Short exercise:
Identify and reproduce every line holding the string "Simple".

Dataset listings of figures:
--------------------

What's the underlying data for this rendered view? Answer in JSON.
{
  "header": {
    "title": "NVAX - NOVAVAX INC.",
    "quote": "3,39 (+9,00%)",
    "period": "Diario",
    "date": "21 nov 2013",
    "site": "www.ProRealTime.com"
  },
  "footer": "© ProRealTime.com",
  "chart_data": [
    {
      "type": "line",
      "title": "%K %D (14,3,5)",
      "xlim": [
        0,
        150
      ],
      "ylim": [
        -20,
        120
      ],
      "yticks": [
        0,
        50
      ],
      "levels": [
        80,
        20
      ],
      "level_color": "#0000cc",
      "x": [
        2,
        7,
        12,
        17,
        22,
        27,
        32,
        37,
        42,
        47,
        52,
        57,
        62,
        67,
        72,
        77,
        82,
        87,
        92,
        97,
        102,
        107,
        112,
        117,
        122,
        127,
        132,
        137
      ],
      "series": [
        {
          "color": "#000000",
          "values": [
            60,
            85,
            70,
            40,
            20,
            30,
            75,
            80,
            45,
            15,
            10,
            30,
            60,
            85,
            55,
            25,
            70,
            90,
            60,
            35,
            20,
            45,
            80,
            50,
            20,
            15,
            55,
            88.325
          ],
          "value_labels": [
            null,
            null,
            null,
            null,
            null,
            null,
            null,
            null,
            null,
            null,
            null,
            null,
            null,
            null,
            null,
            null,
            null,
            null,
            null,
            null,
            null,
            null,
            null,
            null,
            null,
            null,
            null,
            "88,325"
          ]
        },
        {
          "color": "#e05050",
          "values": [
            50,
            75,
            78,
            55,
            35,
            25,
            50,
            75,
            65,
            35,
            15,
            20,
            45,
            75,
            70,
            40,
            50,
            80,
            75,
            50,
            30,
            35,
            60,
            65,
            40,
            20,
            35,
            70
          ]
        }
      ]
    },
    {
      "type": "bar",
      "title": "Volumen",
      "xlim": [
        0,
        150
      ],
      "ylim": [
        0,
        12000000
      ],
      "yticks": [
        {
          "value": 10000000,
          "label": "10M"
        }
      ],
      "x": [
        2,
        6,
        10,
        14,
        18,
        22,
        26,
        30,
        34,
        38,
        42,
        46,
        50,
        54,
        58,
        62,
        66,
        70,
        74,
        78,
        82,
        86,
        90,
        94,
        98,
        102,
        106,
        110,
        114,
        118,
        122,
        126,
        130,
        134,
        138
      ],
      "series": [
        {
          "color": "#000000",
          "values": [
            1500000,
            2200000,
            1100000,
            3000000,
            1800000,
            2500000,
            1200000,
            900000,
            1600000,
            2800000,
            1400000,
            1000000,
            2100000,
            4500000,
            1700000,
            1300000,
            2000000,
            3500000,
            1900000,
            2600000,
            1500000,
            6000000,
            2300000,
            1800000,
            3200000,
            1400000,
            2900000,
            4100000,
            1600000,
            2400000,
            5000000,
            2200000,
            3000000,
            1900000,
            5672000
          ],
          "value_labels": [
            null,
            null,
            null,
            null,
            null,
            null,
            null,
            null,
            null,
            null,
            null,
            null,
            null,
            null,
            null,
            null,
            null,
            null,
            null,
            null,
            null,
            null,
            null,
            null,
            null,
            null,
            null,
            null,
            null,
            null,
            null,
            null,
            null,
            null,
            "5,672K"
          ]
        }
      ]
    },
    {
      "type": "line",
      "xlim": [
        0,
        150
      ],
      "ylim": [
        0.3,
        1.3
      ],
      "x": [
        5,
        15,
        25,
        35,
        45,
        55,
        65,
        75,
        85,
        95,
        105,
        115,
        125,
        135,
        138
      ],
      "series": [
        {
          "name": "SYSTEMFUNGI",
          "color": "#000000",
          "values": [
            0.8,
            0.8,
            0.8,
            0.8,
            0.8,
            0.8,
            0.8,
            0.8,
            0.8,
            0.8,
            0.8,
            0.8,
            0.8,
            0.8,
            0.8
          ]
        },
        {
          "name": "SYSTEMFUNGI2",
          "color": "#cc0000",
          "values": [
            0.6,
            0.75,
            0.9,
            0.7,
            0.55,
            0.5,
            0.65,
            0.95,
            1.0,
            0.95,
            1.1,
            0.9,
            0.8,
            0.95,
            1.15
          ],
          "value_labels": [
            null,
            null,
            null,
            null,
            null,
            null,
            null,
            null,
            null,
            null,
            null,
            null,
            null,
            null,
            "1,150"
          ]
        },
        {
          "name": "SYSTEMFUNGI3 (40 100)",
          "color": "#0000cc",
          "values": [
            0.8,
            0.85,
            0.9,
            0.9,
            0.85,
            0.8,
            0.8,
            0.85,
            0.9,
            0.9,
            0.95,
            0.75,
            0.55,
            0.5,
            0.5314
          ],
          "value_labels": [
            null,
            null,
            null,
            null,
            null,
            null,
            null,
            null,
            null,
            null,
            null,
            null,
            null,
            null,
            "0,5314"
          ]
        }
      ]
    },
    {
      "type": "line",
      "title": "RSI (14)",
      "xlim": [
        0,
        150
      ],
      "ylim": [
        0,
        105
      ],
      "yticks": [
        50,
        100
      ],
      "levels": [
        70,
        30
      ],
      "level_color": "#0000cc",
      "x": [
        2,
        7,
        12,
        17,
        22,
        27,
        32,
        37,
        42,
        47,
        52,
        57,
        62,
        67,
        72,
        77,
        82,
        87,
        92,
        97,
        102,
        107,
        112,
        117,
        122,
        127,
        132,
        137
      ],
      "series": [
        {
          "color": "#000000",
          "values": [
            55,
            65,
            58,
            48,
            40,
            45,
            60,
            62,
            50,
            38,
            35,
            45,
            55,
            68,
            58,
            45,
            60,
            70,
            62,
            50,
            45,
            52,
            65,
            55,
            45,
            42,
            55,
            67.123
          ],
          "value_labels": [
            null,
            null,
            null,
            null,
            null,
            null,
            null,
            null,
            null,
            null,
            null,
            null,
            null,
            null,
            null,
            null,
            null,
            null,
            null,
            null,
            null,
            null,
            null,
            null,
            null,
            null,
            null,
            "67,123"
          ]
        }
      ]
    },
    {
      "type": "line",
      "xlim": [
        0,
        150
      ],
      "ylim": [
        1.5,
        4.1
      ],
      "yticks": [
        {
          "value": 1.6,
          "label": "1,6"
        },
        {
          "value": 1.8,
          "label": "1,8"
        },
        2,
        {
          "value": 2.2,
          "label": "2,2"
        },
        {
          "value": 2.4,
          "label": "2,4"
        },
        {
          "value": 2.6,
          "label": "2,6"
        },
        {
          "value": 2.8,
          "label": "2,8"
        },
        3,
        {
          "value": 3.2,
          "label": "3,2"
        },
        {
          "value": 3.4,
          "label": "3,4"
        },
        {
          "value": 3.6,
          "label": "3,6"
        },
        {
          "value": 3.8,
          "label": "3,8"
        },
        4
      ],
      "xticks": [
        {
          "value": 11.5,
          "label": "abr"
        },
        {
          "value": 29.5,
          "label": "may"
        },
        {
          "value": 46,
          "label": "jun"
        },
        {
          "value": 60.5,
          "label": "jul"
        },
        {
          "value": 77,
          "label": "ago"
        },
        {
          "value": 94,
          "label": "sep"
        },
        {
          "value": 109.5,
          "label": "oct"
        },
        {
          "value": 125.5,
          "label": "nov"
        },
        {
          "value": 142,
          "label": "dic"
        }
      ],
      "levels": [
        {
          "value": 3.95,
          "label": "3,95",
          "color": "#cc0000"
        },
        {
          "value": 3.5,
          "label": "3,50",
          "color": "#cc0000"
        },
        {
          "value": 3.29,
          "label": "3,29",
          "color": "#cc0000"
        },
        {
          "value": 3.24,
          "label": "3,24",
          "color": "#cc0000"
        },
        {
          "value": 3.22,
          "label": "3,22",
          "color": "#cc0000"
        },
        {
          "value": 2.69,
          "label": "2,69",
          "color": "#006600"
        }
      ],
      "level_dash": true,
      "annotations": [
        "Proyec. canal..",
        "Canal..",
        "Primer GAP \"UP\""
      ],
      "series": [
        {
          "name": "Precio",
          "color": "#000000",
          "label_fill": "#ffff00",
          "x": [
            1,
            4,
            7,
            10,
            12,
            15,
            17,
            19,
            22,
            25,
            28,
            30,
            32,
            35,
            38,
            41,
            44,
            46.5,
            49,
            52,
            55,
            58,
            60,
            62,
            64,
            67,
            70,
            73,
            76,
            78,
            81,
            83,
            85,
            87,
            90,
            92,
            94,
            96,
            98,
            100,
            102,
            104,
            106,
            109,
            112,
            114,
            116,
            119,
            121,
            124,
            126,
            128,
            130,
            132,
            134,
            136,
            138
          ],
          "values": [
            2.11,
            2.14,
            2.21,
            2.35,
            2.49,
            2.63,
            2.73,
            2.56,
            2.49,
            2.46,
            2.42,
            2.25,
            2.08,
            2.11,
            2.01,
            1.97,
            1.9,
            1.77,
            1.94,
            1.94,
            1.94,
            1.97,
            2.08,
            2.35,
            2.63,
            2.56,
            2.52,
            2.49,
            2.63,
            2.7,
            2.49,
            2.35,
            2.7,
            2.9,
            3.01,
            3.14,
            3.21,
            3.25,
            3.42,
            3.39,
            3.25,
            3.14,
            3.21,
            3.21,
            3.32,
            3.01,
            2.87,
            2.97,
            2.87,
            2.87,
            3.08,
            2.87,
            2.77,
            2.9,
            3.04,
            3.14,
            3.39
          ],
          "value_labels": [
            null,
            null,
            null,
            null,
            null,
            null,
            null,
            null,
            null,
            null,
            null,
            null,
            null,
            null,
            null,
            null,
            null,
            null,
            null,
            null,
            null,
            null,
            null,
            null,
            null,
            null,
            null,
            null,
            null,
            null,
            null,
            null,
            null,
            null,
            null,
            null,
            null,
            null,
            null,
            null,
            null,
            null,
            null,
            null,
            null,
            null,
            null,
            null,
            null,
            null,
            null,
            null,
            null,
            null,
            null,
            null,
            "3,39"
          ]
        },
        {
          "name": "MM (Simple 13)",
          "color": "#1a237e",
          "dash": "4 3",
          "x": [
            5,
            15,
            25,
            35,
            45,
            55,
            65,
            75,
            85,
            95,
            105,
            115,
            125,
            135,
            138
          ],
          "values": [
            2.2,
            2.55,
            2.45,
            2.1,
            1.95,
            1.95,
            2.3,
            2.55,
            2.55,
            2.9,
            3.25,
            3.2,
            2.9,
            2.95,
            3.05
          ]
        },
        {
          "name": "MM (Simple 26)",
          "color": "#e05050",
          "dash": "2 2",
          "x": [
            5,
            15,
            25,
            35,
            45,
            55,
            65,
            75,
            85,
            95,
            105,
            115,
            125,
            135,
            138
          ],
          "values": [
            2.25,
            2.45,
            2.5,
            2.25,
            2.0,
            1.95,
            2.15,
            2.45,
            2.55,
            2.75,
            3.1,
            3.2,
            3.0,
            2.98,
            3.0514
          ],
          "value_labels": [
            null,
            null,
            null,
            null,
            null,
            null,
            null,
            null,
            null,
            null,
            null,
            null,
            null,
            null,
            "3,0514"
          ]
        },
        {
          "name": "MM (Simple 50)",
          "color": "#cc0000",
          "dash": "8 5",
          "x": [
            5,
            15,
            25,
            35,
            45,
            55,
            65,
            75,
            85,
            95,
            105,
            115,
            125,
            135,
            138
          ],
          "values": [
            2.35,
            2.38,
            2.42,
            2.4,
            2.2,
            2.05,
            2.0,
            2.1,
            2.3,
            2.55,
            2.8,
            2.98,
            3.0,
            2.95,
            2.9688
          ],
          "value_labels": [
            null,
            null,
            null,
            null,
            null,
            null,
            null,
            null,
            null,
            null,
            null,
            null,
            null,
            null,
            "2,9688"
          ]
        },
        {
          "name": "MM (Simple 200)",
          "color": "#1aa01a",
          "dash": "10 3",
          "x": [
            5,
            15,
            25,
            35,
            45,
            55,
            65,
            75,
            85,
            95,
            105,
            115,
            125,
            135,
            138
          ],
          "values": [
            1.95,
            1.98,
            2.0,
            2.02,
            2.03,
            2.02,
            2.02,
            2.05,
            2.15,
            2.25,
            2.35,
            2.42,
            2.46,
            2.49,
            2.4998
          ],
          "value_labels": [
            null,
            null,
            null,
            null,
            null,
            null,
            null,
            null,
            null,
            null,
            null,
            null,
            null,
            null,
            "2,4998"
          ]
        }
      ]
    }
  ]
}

--------------------

Correct response:
          "name": "MM (Simple 13)",
          "name": "MM (Simple 26)",
          "name": "MM (Simple 50)",
          "name": "MM (Simple 200)",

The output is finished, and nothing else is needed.